Scan the data. Collect each line that contains the word "FCAR".

————

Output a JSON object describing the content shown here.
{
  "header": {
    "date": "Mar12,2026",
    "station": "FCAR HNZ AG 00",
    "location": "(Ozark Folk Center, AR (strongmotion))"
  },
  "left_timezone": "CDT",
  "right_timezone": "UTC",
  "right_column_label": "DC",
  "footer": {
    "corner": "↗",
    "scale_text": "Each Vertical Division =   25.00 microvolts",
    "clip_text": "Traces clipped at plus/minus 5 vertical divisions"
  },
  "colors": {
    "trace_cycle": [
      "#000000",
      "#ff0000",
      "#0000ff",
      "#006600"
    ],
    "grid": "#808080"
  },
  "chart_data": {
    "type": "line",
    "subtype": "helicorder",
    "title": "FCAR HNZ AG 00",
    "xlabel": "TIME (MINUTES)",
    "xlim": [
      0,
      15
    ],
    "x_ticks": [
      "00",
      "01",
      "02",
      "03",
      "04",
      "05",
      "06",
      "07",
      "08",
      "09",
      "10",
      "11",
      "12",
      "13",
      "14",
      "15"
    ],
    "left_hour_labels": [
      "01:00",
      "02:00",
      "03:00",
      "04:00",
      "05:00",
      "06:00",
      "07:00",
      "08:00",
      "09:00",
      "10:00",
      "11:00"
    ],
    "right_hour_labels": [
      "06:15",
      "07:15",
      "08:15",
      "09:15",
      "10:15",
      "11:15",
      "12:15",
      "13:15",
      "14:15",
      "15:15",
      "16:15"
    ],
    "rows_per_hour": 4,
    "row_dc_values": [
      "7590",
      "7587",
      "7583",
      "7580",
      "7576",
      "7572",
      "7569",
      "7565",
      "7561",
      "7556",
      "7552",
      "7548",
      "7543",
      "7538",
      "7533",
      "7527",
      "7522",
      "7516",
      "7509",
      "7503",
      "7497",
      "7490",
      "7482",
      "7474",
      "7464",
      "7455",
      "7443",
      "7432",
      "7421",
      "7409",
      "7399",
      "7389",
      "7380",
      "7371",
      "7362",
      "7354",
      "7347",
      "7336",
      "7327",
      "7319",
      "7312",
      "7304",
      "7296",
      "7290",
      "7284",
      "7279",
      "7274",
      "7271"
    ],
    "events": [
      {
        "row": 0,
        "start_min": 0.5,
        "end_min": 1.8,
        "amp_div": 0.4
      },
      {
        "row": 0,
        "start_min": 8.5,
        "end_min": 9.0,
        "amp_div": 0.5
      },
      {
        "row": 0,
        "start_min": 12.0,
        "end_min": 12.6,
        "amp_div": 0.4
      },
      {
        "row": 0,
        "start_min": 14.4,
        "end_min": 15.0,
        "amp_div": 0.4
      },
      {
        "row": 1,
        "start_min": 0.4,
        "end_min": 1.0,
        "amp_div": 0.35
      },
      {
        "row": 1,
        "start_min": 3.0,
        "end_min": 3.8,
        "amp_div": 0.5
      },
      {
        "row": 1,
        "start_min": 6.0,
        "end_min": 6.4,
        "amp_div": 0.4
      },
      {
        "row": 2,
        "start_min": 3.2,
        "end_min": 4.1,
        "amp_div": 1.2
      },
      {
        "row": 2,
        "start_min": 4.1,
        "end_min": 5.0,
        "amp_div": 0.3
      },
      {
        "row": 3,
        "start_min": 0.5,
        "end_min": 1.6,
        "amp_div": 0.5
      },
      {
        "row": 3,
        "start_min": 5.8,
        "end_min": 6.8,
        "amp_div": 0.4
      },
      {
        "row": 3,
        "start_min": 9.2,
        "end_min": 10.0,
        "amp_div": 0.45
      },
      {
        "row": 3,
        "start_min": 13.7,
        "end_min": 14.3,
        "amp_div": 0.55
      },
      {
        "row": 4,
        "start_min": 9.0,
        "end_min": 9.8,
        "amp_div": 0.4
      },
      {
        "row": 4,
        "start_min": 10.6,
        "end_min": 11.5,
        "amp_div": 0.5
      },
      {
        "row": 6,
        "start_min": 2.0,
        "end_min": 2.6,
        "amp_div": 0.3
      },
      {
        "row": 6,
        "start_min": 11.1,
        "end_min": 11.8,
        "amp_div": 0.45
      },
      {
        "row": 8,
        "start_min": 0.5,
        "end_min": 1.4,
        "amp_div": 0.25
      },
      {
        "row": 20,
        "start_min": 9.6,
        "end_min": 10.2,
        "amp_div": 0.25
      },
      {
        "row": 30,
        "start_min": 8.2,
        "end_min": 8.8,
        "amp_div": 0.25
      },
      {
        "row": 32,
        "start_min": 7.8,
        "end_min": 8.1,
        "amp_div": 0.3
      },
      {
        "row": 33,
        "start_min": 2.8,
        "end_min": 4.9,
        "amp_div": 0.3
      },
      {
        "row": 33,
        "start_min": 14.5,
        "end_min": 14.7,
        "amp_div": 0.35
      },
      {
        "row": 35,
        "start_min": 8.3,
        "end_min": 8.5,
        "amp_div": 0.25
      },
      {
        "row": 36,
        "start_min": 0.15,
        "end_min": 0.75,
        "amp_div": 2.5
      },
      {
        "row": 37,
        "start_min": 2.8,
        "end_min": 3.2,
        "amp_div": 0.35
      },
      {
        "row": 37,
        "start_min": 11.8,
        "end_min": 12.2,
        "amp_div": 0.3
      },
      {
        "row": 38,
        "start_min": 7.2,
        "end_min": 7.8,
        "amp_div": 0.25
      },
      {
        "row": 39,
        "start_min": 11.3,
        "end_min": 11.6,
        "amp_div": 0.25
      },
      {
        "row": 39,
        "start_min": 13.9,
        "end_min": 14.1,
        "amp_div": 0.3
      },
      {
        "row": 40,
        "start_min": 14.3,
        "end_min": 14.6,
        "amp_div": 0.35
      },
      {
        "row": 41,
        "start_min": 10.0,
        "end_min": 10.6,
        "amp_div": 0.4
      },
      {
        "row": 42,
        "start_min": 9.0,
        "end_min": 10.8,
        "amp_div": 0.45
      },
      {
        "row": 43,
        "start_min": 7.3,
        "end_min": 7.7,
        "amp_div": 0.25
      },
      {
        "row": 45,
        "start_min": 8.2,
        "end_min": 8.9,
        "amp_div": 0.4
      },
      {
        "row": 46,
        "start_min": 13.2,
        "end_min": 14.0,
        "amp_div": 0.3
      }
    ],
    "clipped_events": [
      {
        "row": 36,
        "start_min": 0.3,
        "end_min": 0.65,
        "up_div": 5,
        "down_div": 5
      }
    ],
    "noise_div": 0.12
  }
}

————

## WORKED SOLUTION
    "station": "FCAR HNZ AG 00",
    "title": "FCAR HNZ AG 00",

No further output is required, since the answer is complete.